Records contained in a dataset
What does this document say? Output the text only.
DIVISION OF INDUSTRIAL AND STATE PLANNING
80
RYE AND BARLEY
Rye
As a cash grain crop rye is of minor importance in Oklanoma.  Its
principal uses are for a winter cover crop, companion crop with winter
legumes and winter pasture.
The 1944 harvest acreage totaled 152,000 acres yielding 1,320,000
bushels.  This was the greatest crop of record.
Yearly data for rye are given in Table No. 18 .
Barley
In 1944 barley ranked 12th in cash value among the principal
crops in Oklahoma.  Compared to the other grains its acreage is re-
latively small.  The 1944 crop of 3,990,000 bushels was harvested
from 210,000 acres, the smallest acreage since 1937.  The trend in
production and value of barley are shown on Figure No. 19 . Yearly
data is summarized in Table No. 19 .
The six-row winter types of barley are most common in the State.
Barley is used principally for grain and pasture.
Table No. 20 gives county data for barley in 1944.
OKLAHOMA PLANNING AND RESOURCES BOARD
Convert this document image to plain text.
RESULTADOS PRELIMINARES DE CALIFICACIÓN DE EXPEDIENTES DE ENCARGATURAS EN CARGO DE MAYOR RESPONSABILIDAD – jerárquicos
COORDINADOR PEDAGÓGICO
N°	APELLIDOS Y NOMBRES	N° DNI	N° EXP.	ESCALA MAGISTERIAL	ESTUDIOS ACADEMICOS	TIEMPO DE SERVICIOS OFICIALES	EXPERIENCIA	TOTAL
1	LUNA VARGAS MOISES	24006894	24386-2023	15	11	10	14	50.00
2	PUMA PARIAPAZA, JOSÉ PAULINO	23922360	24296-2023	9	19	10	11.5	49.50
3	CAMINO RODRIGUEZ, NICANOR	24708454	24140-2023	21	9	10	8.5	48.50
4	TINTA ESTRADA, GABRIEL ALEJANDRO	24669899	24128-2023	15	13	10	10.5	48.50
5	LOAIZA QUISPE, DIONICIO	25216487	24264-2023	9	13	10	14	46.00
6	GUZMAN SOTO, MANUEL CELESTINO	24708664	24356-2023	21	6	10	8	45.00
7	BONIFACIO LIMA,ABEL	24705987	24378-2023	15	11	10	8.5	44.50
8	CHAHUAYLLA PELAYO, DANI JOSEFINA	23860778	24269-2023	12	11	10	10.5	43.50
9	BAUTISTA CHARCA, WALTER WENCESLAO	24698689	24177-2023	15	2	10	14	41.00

## Exercise prompt
Write the lines out verbatim, from the one with "Convert this document image to plain text." through the last line of the entries, and stop there.

## Finished answer
Convert this document image to plain text.
RESULTADOS PRELIMINARES DE CALIFICACIÓN DE EXPEDIENTES DE ENCARGATURAS EN CARGO DE MAYOR RESPONSABILIDAD – jerárquicos
COORDINADOR PEDAGÓGICO
N°	APELLIDOS Y NOMBRES	N° DNI	N° EXP.	ESCALA MAGISTERIAL	ESTUDIOS ACADEMICOS	TIEMPO DE SERVICIOS OFICIALES	EXPERIENCIA	TOTAL
1	LUNA VARGAS MOISES	24006894	24386-2023	15	11	10	14	50.00
2	PUMA PARIAPAZA, JOSÉ PAULINO	23922360	24296-2023	9	19	10	11.5	49.50
3	CAMINO RODRIGUEZ, NICANOR	24708454	24140-2023	21	9	10	8.5	48.50
4	TINTA ESTRADA, GABRIEL ALEJANDRO	24669899	24128-2023	15	13	10	10.5	48.50
5	LOAIZA QUISPE, DIONICIO	25216487	24264-2023	9	13	10	14	46.00
6	GUZMAN SOTO, MANUEL CELESTINO	24708664	24356-2023	21	6	10	8	45.00
7	BONIFACIO LIMA,ABEL	24705987	24378-2023	15	11	10	8.5	44.50
8	CHAHUAYLLA PELAYO, DANI JOSEFINA	23860778	24269-2023	12	11	10	10.5	43.50
9	BAUTISTA CHARCA, WALTER WENCESLAO	24698689	24177-2023	15	2	10	14	41.00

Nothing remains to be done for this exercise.